Records contained in a dataset
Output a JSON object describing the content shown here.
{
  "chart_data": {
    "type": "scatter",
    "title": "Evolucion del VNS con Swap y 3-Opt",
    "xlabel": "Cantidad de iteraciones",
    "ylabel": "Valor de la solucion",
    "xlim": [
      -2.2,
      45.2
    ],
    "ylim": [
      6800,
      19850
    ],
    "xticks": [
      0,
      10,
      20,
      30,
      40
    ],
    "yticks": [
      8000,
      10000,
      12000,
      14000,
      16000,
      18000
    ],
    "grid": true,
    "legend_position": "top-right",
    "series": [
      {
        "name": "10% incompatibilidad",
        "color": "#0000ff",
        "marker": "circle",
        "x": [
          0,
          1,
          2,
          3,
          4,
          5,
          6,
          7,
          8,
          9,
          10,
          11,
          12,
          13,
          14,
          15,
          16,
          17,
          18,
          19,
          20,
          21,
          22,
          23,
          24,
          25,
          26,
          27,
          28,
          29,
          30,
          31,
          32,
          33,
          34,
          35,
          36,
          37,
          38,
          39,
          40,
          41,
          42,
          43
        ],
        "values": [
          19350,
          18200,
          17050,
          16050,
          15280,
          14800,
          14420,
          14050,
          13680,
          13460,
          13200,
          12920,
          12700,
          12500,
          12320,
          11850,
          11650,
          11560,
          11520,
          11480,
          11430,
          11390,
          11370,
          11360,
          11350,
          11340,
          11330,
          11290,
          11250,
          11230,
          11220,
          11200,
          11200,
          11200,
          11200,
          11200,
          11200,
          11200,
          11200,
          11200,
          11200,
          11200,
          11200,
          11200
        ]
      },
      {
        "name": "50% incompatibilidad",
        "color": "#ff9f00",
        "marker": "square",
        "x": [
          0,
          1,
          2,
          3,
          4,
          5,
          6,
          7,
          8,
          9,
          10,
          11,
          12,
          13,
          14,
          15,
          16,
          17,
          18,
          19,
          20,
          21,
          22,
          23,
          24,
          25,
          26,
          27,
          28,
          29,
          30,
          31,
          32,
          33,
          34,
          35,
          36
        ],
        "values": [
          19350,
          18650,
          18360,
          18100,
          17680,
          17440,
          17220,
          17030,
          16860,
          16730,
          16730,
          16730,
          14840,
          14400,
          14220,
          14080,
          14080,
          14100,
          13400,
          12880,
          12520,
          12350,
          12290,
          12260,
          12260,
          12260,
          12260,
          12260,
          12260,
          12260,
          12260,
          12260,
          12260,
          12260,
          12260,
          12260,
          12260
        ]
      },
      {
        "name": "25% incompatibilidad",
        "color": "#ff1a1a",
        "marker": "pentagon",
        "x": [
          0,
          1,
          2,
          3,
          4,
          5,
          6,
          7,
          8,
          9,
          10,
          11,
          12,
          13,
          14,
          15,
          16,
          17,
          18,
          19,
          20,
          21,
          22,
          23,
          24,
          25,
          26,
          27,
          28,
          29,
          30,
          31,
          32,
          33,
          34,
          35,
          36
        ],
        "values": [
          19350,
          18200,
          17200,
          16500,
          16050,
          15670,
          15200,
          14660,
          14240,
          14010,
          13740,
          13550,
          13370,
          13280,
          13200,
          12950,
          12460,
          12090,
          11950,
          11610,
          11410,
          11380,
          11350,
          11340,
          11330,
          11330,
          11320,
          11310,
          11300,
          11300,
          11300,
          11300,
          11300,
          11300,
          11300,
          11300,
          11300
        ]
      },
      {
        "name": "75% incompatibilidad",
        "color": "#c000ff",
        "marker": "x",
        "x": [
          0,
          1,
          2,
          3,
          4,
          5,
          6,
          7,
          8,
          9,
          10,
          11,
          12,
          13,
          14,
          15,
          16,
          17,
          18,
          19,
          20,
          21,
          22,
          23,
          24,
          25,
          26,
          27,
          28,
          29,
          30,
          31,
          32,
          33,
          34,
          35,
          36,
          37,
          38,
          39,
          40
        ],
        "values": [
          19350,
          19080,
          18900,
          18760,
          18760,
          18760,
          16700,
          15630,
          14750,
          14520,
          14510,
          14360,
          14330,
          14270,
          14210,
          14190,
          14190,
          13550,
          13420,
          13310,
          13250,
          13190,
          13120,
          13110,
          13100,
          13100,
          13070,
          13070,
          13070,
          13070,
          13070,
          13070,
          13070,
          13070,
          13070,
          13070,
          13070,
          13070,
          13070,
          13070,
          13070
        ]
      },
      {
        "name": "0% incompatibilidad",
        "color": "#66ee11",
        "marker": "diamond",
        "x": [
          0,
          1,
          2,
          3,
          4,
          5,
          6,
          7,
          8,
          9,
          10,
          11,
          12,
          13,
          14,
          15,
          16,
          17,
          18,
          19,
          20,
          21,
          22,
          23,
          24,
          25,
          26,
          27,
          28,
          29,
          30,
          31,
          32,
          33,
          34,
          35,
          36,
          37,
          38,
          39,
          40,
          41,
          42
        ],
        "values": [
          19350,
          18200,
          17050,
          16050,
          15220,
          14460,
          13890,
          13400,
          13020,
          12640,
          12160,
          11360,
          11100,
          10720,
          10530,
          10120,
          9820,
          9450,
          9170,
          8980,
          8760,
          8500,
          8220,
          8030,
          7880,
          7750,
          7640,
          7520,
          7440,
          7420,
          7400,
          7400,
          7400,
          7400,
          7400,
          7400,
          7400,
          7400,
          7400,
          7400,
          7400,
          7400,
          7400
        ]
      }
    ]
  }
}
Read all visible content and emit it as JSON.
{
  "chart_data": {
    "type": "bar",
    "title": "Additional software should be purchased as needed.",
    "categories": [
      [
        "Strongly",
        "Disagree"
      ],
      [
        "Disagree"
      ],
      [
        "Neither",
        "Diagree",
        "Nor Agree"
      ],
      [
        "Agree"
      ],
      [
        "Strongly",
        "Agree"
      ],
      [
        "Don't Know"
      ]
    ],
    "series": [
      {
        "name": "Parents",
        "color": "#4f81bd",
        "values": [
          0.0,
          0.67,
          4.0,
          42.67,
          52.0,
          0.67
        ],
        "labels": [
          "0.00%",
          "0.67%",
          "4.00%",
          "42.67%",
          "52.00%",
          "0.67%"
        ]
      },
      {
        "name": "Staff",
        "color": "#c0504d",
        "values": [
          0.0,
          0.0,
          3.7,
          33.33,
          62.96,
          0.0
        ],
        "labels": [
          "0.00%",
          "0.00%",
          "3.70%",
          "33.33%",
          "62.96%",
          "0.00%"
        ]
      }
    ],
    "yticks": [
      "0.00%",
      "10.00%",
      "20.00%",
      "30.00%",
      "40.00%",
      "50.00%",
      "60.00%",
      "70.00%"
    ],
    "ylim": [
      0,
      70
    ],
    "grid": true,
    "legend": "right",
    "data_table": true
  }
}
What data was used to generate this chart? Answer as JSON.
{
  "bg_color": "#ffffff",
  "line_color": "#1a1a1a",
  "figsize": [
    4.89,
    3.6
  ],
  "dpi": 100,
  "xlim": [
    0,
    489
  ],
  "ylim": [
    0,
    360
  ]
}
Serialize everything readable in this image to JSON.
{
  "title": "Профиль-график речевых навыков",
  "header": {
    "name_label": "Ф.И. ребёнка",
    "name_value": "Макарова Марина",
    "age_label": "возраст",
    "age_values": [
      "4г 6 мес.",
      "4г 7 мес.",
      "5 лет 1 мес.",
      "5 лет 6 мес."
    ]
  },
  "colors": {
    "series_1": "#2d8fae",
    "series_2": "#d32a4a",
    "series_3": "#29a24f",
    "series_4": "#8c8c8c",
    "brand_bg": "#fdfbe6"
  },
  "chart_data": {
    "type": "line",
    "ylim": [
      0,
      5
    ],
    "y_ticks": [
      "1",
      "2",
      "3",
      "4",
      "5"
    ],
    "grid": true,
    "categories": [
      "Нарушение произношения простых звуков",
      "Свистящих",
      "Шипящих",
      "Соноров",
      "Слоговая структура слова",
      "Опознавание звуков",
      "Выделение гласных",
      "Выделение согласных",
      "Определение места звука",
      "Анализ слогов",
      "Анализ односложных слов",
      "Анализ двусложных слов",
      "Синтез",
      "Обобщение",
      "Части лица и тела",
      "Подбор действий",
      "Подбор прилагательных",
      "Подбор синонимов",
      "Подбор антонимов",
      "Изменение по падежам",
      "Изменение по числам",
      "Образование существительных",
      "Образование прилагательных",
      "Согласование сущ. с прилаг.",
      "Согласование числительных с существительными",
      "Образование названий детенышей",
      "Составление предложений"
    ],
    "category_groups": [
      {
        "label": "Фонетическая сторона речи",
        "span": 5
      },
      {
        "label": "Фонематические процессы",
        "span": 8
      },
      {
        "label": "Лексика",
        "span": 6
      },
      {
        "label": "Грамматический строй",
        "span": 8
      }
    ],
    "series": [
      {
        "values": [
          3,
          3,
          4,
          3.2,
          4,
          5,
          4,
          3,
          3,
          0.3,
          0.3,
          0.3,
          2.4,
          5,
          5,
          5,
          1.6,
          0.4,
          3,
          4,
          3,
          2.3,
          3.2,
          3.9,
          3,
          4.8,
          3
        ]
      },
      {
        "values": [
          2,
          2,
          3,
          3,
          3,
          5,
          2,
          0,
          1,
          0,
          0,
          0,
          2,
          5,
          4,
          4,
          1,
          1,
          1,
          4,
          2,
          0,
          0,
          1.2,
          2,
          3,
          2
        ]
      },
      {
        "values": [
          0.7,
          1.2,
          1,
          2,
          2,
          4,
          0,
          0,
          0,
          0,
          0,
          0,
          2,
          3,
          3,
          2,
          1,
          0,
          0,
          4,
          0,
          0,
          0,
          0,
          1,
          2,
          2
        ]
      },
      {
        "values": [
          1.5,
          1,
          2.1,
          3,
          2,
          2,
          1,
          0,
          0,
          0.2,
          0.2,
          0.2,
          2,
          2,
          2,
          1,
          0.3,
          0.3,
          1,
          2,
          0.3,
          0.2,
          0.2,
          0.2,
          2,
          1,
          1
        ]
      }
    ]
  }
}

Directions:
Pick out every line above that holds the word "Образование" and copy it.

Answer for this exercise:
      "Образование существительных",
      "Образование прилагательных",
      "Образование названий детенышей",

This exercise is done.